*To do:*
Render every line of the records below as a numbered list, skipping any blank lines and omitting the pictures.
▼
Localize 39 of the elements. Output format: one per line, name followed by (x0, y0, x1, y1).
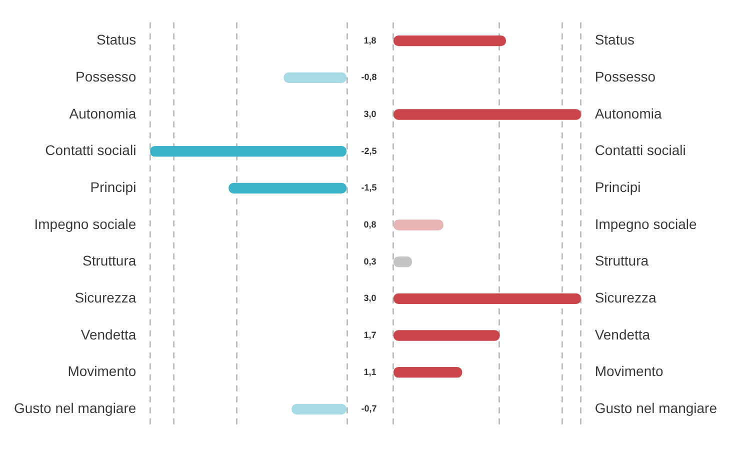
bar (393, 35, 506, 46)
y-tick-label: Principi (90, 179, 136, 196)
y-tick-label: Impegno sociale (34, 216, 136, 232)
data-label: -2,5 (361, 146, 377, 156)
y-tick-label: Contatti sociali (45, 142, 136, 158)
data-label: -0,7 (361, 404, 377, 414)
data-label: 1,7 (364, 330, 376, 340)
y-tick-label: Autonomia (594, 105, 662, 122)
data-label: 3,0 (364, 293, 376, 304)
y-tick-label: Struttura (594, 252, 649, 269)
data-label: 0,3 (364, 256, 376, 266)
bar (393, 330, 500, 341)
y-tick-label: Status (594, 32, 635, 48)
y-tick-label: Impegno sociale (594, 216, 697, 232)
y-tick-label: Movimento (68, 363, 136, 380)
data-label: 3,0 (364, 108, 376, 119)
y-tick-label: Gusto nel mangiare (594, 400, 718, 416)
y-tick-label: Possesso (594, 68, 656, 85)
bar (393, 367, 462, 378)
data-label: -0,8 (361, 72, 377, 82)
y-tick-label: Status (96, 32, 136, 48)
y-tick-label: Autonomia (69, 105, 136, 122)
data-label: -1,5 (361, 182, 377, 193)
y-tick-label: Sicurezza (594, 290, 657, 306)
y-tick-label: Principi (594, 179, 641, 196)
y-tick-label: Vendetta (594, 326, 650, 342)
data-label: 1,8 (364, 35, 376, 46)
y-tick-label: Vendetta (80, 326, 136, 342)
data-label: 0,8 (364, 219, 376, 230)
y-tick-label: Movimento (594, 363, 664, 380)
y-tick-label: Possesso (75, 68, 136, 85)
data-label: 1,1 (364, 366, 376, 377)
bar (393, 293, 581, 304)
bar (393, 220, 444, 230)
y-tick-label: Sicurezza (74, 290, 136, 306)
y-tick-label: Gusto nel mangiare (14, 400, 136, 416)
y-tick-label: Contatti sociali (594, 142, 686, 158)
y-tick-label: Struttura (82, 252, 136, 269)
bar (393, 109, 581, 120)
▲
*Answer to this problem:*
1. Localize 39 of the elements. Output format: one per line, name followed by (x0, y0, x1, y1).
2. bar (393, 35, 506, 46)
3. y-tick-label: Principi (90, 179, 136, 196)
4. y-tick-label: Impegno sociale (34, 216, 136, 232)
5. data-label: -2,5 (361, 146, 377, 156)
6. y-tick-label: Contatti sociali (45, 142, 136, 158)
7. data-label: -0,7 (361, 404, 377, 414)
8. data-label: 1,7 (364, 330, 376, 340)
9. y-tick-label: Autonomia (594, 105, 662, 122)
10. data-label: 3,0 (364, 293, 376, 304)
11. y-tick-label: Struttura (594, 252, 649, 269)
12. data-label: 0,3 (364, 256, 376, 266)
13. bar (393, 330, 500, 341)
14. y-tick-label: Status (594, 32, 635, 48)
15. y-tick-label: Impegno sociale (594, 216, 697, 232)
16. y-tick-label: Movimento (68, 363, 136, 380)
17. data-label: 3,0 (364, 108, 376, 119)
18. y-tick-label: Gusto nel mangiare (594, 400, 718, 416)
19. y-tick-label: Possesso (594, 68, 656, 85)
20. bar (393, 367, 462, 378)
21. data-label: -0,8 (361, 72, 377, 82)
22. y-tick-label: Status (96, 32, 136, 48)
23. y-tick-label: Autonomia (69, 105, 136, 122)
24. data-label: -1,5 (361, 182, 377, 193)
25. y-tick-label: Sicurezza (594, 290, 657, 306)
26. y-tick-label: Principi (594, 179, 641, 196)
27. y-tick-label: Vendetta (594, 326, 650, 342)
28. data-label: 1,8 (364, 35, 376, 46)
29. y-tick-label: Vendetta (80, 326, 136, 342)
30. data-label: 0,8 (364, 219, 376, 230)
31. y-tick-label: Movimento (594, 363, 664, 380)
32. y-tick-label: Possesso (75, 68, 136, 85)
33. data-label: 1,1 (364, 366, 376, 377)
34. bar (393, 293, 581, 304)
35. bar (393, 220, 444, 230)
36. y-tick-label: Sicurezza (74, 290, 136, 306)
37. y-tick-label: Gusto nel mangiare (14, 400, 136, 416)
38. y-tick-label: Contatti sociali (594, 142, 686, 158)
39. y-tick-label: Struttura (82, 252, 136, 269)
40. bar (393, 109, 581, 120)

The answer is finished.